%%
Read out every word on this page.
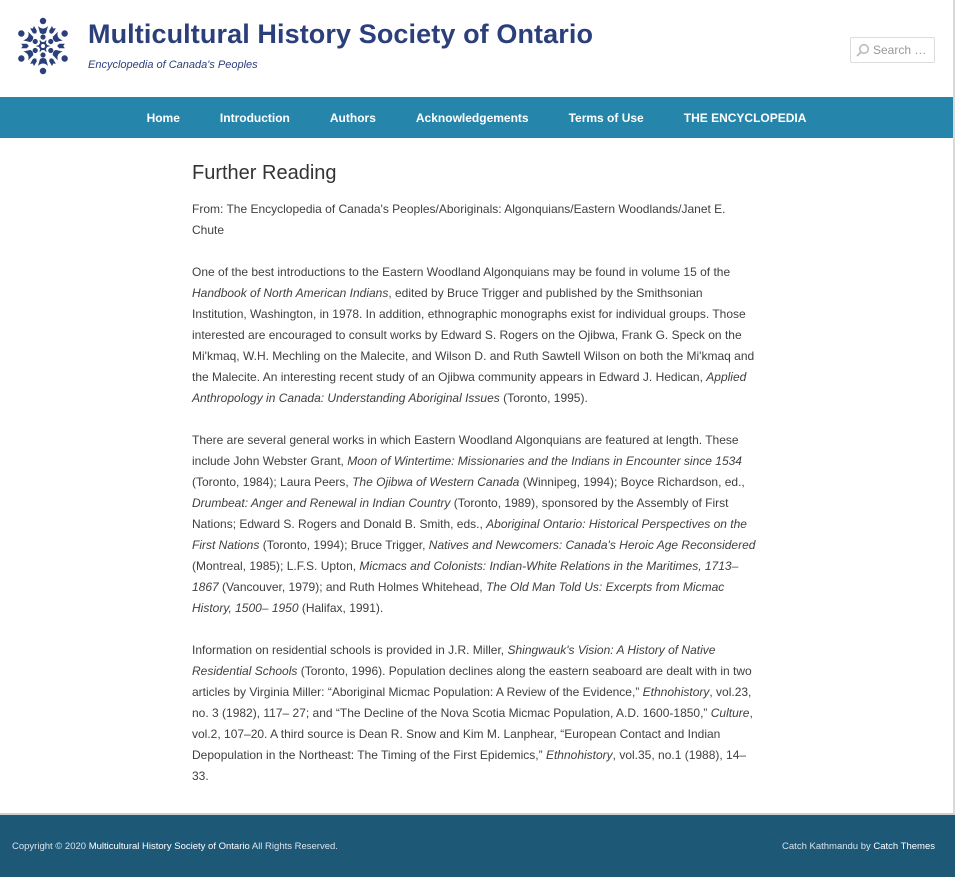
Multicultural History Society of Ontario
Encyclopedia of Canada's Peoples
Search …
Home	Introduction	Authors	Acknowledgements	Terms of Use	THE ENCYCLOPEDIA
Further Reading

From: The Encyclopedia of Canada's Peoples/Aboriginals: Algonquians/Eastern Woodlands/Janet E. Chute

One of the best introductions to the Eastern Woodland Algonquians may be found in volume 15 of the Handbook of North American Indians, edited by Bruce Trigger and published by the Smithsonian Institution, Washington, in 1978. In addition, ethnographic monographs exist for individual groups. Those interested are encouraged to consult works by Edward S. Rogers on the Ojibwa, Frank G. Speck on the Mi'kmaq, W.H. Mechling on the Malecite, and Wilson D. and Ruth Sawtell Wilson on both the Mi'kmaq and the Malecite. An interesting recent study of an Ojibwa community appears in Edward J. Hedican, Applied Anthropology in Canada: Understanding Aboriginal Issues (Toronto, 1995).

There are several general works in which Eastern Woodland Algonquians are featured at length. These include John Webster Grant, Moon of Wintertime: Missionaries and the Indians in Encounter since 1534 (Toronto, 1984); Laura Peers, The Ojibwa of Western Canada (Winnipeg, 1994); Boyce Richardson, ed., Drumbeat: Anger and Renewal in Indian Country (Toronto, 1989), sponsored by the Assembly of First Nations; Edward S. Rogers and Donald B. Smith, eds., Aboriginal Ontario: Historical Perspectives on the First Nations (Toronto, 1994); Bruce Trigger, Natives and Newcomers: Canada's Heroic Age Reconsidered (Montreal, 1985); L.F.S. Upton, Micmacs and Colonists: Indian-White Relations in the Maritimes, 1713–1867 (Vancouver, 1979); and Ruth Holmes Whitehead, The Old Man Told Us: Excerpts from Micmac History, 1500– 1950 (Halifax, 1991).

Information on residential schools is provided in J.R. Miller, Shingwauk's Vision: A History of Native Residential Schools (Toronto, 1996). Population declines along the eastern seaboard are dealt with in two articles by Virginia Miller: “Aboriginal Micmac Population: A Review of the Evidence,” Ethnohistory, vol.23, no. 3 (1982), 117– 27; and “The Decline of the Nova Scotia Micmac Population, A.D. 1600-1850,” Culture, vol.2, 107–20. A third source is Dean R. Snow and Kim M. Lanphear, “European Contact and Indian Depopulation in the Northeast: The Timing of the First Epidemics,” Ethnohistory, vol.35, no.1 (1988), 14–33.

Copyright © 2020 Multicultural History Society of Ontario All Rights Reserved.	Catch Kathmandu by Catch Themes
%%
■ Goal of the exercise:
Reproduce each record from above exactly; pictures do not belong in the copy.

■ The output:
Read out every word on this page.
Multicultural History Society of Ontario
Encyclopedia of Canada's Peoples
Search …
Home	Introduction	Authors	Acknowledgements	Terms of Use	THE ENCYCLOPEDIA
Further Reading

From: The Encyclopedia of Canada's Peoples/Aboriginals: Algonquians/Eastern Woodlands/Janet E. Chute

One of the best introductions to the Eastern Woodland Algonquians may be found in volume 15 of the Handbook of North American Indians, edited by Bruce Trigger and published by the Smithsonian Institution, Washington, in 1978. In addition, ethnographic monographs exist for individual groups. Those interested are encouraged to consult works by Edward S. Rogers on the Ojibwa, Frank G. Speck on the Mi'kmaq, W.H. Mechling on the Malecite, and Wilson D. and Ruth Sawtell Wilson on both the Mi'kmaq and the Malecite. An interesting recent study of an Ojibwa community appears in Edward J. Hedican, Applied Anthropology in Canada: Understanding Aboriginal Issues (Toronto, 1995).

There are several general works in which Eastern Woodland Algonquians are featured at length. These include John Webster Grant, Moon of Wintertime: Missionaries and the Indians in Encounter since 1534 (Toronto, 1984); Laura Peers, The Ojibwa of Western Canada (Winnipeg, 1994); Boyce Richardson, ed., Drumbeat: Anger and Renewal in Indian Country (Toronto, 1989), sponsored by the Assembly of First Nations; Edward S. Rogers and Donald B. Smith, eds., Aboriginal Ontario: Historical Perspectives on the First Nations (Toronto, 1994); Bruce Trigger, Natives and Newcomers: Canada's Heroic Age Reconsidered (Montreal, 1985); L.F.S. Upton, Micmacs and Colonists: Indian-White Relations in the Maritimes, 1713–1867 (Vancouver, 1979); and Ruth Holmes Whitehead, The Old Man Told Us: Excerpts from Micmac History, 1500– 1950 (Halifax, 1991).

Information on residential schools is provided in J.R. Miller, Shingwauk's Vision: A History of Native Residential Schools (Toronto, 1996). Population declines along the eastern seaboard are dealt with in two articles by Virginia Miller: “Aboriginal Micmac Population: A Review of the Evidence,” Ethnohistory, vol.23, no. 3 (1982), 117– 27; and “The Decline of the Nova Scotia Micmac Population, A.D. 1600-1850,” Culture, vol.2, 107–20. A third source is Dean R. Snow and Kim M. Lanphear, “European Contact and Indian Depopulation in the Northeast: The Timing of the First Epidemics,” Ethnohistory, vol.35, no.1 (1988), 14–33.

Copyright © 2020 Multicultural History Society of Ontario All Rights Reserved.	Catch Kathmandu by Catch Themes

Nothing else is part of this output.